Scan the lines below for the word "enim". Copy each line you find it in.

++++ Extracted data

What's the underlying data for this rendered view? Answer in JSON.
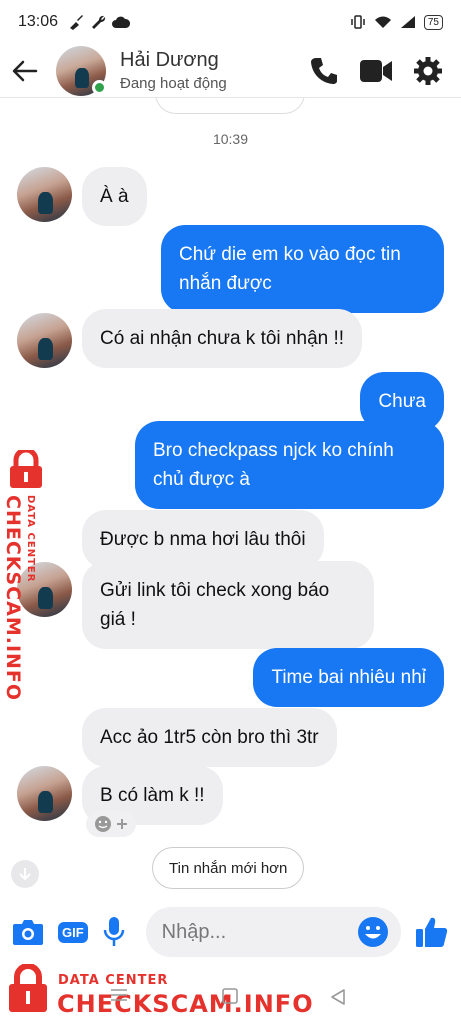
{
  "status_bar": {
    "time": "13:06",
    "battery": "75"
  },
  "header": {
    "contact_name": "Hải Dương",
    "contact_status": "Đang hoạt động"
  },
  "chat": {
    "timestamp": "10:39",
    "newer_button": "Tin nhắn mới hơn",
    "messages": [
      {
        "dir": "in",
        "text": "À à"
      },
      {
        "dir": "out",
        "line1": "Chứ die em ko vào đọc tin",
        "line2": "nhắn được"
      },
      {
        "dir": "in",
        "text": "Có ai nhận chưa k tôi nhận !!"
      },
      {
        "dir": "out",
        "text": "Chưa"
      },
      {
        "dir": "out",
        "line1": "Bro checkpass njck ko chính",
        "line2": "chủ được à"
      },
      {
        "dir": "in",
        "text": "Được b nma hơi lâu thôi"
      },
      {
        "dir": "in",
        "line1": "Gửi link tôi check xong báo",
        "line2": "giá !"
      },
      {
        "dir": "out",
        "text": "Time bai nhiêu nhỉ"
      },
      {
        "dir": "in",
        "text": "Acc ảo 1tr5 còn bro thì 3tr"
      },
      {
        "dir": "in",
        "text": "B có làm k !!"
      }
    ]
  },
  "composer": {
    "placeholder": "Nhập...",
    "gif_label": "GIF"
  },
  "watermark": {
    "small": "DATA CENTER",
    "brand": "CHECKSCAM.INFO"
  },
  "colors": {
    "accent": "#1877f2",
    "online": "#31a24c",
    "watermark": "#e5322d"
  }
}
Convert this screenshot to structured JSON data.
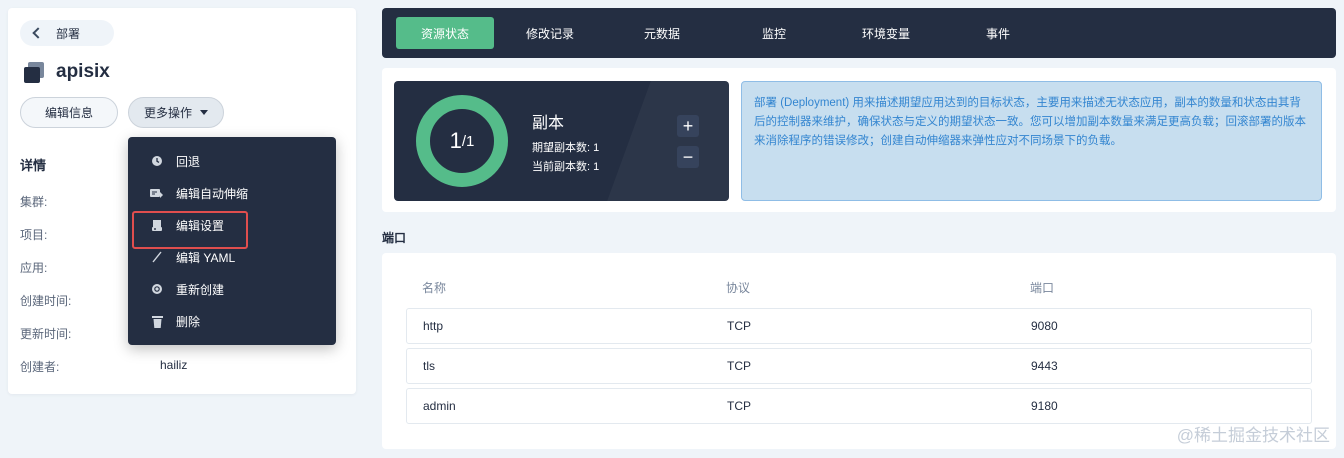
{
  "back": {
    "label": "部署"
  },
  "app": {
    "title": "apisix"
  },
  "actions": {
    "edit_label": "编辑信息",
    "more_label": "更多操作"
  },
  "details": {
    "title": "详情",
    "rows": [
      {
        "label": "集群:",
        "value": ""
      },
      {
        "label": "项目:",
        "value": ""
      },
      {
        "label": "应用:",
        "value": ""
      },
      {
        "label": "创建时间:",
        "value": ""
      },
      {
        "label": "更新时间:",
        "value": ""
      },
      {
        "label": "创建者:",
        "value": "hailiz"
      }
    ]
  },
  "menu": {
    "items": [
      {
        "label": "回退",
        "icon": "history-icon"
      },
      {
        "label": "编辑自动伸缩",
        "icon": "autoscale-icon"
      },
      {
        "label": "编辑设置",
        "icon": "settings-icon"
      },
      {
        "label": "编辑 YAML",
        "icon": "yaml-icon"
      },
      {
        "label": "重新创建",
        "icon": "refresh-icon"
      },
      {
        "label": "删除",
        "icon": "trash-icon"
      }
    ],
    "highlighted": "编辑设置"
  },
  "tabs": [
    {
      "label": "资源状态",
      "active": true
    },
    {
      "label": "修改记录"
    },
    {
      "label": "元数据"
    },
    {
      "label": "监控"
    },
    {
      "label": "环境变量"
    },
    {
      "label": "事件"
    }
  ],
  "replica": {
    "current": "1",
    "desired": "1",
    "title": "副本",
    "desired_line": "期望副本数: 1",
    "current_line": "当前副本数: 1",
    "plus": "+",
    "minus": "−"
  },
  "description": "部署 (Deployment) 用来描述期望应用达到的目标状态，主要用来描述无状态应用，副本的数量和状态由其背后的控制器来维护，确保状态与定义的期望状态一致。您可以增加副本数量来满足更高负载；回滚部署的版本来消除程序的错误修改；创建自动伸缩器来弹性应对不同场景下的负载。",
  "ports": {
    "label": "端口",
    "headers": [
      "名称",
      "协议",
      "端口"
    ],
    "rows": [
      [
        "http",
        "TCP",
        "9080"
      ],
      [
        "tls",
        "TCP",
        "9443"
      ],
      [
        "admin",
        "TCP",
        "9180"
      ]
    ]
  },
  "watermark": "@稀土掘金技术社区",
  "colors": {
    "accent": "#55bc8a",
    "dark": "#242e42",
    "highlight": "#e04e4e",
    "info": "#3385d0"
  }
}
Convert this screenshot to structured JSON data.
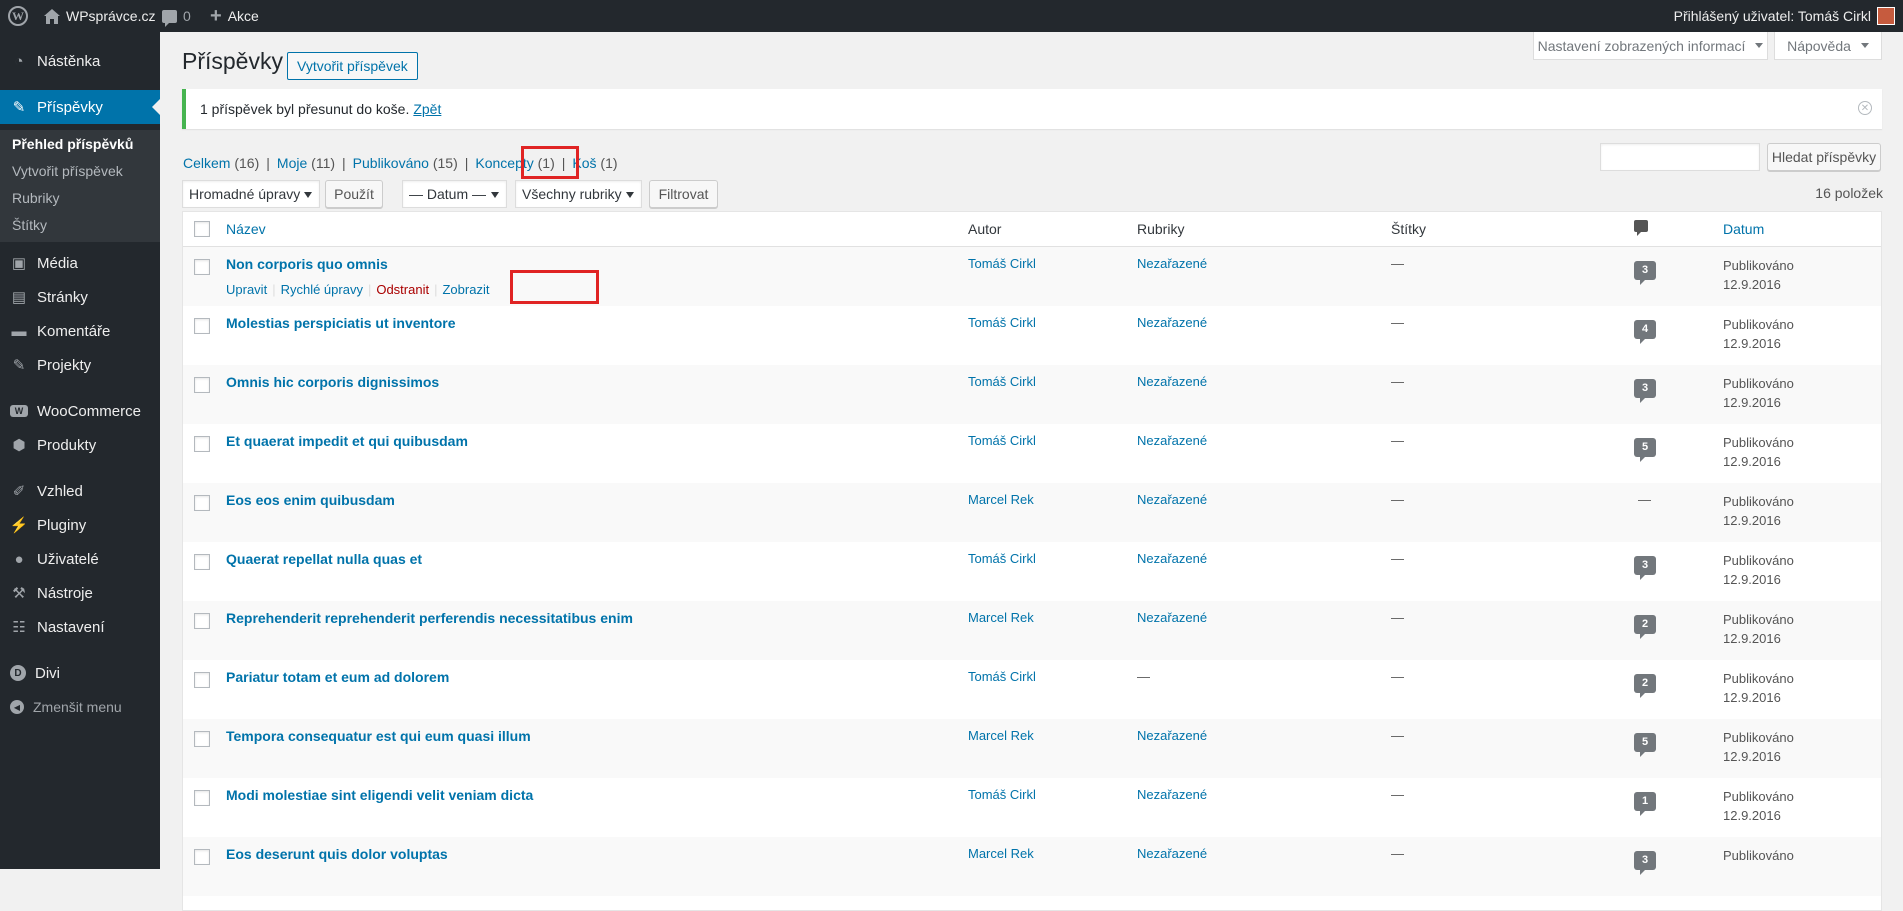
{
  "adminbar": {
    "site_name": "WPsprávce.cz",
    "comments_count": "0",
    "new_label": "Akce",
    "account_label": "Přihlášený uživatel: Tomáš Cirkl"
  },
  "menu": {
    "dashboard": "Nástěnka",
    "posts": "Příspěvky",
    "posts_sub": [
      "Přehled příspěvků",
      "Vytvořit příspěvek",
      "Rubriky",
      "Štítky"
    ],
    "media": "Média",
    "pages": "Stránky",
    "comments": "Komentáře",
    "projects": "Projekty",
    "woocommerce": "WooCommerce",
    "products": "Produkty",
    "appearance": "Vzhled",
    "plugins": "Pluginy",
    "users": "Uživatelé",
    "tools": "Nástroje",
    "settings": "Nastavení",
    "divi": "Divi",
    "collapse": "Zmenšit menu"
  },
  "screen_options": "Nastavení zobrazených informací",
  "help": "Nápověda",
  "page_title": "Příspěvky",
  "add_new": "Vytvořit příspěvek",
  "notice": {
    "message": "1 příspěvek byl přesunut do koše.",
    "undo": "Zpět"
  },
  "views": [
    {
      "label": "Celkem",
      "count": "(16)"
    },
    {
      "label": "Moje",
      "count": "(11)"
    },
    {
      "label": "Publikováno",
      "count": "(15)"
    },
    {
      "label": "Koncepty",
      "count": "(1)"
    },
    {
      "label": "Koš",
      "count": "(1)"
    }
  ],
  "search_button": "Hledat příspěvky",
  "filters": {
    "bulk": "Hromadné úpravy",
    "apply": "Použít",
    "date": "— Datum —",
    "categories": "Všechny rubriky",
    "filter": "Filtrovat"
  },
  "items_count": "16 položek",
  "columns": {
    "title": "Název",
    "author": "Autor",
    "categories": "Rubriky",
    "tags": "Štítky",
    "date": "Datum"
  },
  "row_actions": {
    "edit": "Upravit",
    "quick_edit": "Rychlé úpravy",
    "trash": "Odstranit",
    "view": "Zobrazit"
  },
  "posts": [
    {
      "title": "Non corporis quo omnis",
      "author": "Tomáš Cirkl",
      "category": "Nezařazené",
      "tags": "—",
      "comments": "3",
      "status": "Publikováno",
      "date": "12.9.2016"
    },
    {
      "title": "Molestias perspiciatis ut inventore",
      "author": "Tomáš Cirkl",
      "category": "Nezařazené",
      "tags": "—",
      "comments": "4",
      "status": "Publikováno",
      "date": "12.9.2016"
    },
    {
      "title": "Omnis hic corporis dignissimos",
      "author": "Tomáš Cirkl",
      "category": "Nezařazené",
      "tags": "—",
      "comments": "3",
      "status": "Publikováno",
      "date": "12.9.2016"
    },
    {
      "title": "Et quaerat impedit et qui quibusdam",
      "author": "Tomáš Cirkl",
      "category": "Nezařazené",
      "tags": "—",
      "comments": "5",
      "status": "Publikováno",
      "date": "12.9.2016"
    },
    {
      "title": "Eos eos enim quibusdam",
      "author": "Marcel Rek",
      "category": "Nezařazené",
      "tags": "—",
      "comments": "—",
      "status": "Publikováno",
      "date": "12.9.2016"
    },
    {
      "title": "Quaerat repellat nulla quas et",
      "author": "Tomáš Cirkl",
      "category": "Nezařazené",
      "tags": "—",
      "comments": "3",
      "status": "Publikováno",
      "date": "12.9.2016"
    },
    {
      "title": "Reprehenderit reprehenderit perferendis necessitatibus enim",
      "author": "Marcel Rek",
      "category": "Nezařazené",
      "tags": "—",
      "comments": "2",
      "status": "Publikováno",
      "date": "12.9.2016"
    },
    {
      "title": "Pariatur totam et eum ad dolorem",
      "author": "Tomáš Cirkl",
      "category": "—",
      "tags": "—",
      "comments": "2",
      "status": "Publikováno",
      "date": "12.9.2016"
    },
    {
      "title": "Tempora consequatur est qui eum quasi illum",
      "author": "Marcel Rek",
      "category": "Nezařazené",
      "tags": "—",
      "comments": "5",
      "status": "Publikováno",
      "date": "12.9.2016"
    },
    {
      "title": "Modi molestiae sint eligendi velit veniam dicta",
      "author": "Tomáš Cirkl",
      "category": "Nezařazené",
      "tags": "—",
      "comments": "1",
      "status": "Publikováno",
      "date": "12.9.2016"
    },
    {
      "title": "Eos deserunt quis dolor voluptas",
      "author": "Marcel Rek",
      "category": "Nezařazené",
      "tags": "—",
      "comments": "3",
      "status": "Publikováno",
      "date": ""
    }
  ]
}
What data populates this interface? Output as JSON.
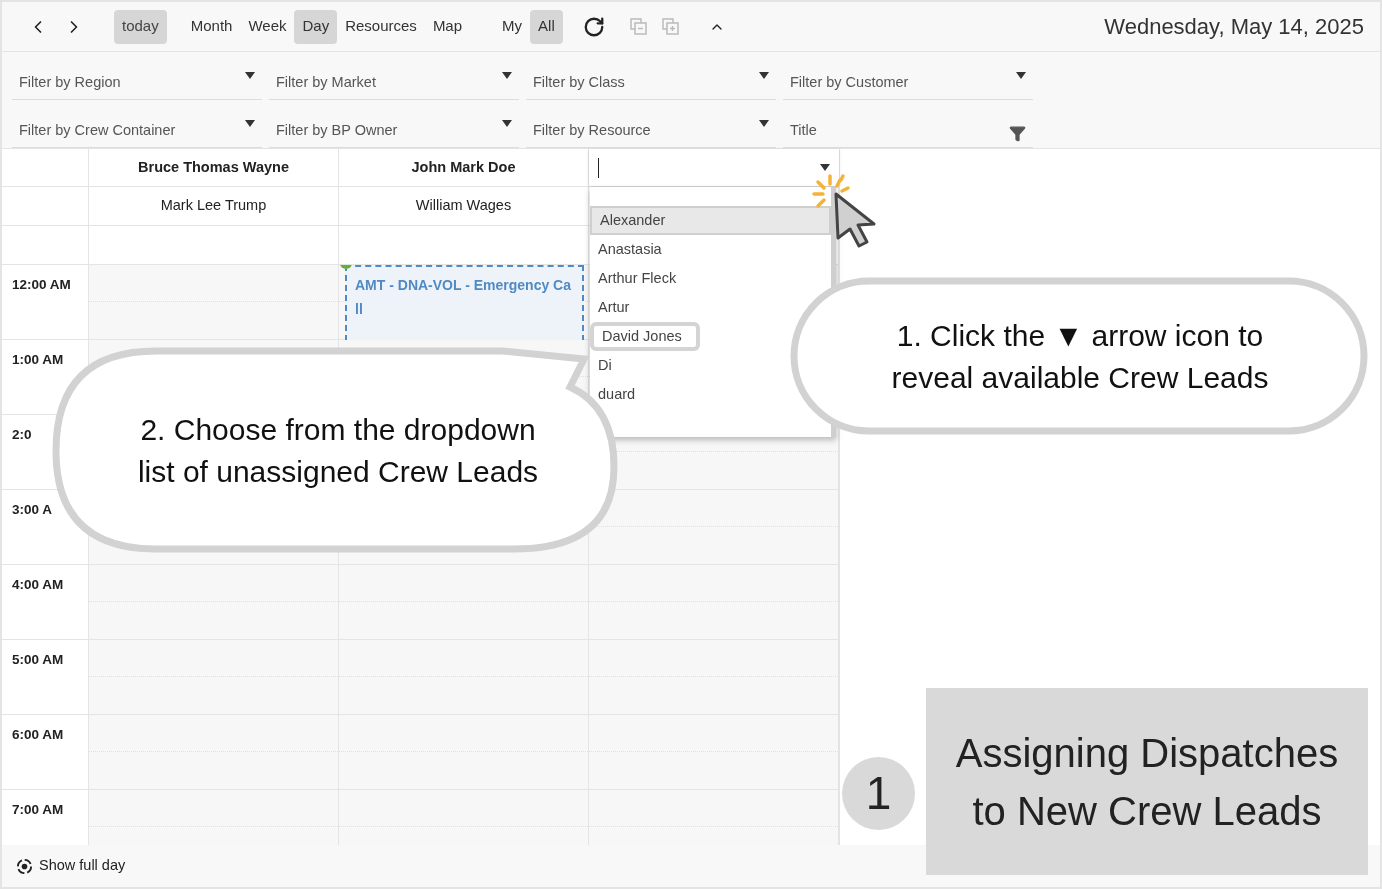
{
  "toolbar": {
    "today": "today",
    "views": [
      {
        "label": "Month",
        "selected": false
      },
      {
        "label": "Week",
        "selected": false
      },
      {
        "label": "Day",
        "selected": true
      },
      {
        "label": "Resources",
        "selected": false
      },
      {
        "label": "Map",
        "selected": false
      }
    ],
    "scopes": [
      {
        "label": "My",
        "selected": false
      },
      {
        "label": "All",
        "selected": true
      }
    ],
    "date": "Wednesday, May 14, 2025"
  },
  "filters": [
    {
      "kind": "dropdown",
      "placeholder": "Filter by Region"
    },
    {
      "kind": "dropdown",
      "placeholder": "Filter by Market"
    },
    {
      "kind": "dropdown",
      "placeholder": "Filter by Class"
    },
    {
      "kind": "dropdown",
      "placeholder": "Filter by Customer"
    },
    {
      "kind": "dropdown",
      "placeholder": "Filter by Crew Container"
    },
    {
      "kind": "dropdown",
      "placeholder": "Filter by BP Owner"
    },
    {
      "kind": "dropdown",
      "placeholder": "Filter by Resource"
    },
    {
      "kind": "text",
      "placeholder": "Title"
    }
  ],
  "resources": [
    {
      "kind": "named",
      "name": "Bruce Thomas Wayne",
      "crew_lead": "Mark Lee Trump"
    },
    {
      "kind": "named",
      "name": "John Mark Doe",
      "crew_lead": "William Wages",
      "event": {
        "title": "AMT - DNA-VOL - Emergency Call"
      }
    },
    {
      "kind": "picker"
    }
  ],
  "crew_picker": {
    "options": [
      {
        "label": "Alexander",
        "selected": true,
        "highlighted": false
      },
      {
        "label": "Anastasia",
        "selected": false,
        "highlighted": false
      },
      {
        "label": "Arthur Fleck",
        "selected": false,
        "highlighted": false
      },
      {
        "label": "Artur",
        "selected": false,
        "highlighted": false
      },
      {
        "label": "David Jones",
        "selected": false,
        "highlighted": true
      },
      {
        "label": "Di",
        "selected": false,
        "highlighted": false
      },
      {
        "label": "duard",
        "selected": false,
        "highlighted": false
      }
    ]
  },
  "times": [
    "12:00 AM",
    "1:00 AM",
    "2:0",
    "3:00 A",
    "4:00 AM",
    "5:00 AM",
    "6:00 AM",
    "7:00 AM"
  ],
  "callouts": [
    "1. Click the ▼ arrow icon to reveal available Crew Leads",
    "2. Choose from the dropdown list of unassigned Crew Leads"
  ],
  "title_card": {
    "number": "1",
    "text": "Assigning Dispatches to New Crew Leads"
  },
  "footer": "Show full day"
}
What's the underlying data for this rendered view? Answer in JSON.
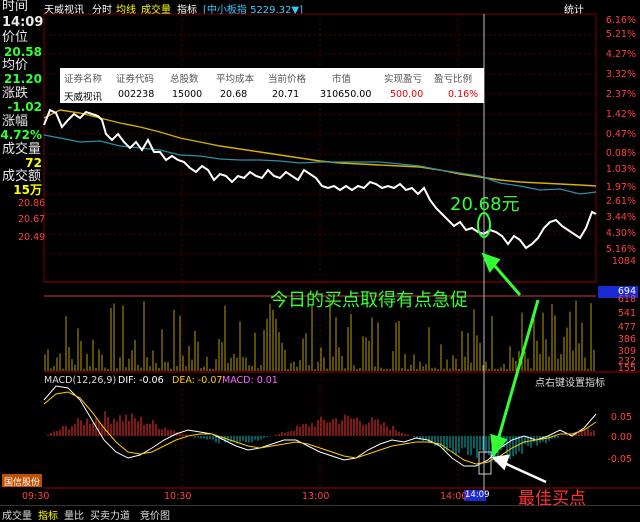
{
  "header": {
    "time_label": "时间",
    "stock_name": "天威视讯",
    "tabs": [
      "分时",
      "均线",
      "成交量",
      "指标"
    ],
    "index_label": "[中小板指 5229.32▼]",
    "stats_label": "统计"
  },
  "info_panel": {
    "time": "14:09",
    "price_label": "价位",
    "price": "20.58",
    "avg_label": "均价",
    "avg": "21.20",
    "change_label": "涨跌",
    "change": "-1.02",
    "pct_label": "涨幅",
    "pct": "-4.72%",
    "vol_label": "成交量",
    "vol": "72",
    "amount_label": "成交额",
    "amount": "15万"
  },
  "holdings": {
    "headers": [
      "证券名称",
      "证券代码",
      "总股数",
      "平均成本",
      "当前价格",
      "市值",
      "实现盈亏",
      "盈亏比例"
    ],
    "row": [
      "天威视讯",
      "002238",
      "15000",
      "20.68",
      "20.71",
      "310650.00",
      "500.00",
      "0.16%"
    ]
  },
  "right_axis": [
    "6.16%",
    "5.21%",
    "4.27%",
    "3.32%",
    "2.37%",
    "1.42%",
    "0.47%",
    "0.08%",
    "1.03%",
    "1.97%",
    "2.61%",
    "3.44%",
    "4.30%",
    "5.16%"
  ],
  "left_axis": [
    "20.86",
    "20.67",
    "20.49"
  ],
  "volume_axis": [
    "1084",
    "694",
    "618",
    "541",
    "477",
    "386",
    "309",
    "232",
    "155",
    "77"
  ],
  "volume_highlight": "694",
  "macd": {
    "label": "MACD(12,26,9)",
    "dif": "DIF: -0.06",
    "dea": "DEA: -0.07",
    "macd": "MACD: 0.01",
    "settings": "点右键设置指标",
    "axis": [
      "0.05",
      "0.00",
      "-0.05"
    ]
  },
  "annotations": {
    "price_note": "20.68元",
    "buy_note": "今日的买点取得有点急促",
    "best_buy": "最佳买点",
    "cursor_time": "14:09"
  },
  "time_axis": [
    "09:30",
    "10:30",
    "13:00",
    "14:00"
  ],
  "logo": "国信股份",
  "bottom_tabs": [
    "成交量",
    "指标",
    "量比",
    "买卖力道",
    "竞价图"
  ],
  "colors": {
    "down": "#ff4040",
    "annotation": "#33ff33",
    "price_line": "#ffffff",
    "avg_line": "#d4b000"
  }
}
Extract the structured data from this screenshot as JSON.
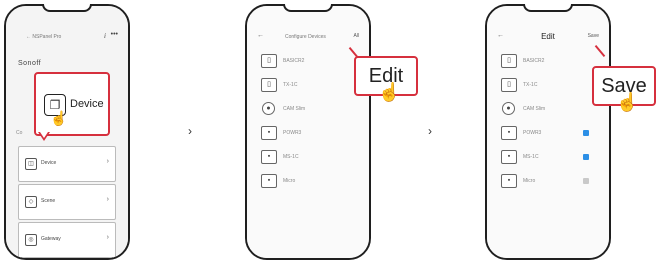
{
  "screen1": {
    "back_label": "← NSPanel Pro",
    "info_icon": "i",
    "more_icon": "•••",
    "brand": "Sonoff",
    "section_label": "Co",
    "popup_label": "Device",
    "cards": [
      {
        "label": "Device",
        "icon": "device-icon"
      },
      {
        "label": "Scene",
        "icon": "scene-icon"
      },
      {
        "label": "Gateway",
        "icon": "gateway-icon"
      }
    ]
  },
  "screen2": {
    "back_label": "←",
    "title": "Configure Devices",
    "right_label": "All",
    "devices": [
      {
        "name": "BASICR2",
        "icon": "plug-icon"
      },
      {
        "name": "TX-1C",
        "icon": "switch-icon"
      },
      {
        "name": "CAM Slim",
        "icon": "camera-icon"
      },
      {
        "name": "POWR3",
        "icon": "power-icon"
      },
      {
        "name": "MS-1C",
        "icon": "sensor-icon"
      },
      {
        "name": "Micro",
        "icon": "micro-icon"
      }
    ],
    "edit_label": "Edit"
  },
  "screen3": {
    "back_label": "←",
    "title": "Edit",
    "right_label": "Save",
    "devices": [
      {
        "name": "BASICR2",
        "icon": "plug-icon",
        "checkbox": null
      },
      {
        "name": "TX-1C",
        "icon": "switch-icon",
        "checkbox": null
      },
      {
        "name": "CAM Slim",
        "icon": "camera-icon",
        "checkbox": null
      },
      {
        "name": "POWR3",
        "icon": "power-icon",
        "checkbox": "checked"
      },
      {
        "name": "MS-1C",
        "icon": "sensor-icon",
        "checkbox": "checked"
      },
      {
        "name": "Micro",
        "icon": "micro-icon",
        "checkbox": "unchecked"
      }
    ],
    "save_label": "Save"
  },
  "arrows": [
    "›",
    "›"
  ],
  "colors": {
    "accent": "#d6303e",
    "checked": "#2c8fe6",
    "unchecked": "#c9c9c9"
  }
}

++++++++

◆ Solution:
      "title": "Eos eos enim quibusdam",
      "title": "Reprehenderit reprehenderit perferendis necessitatibus enim",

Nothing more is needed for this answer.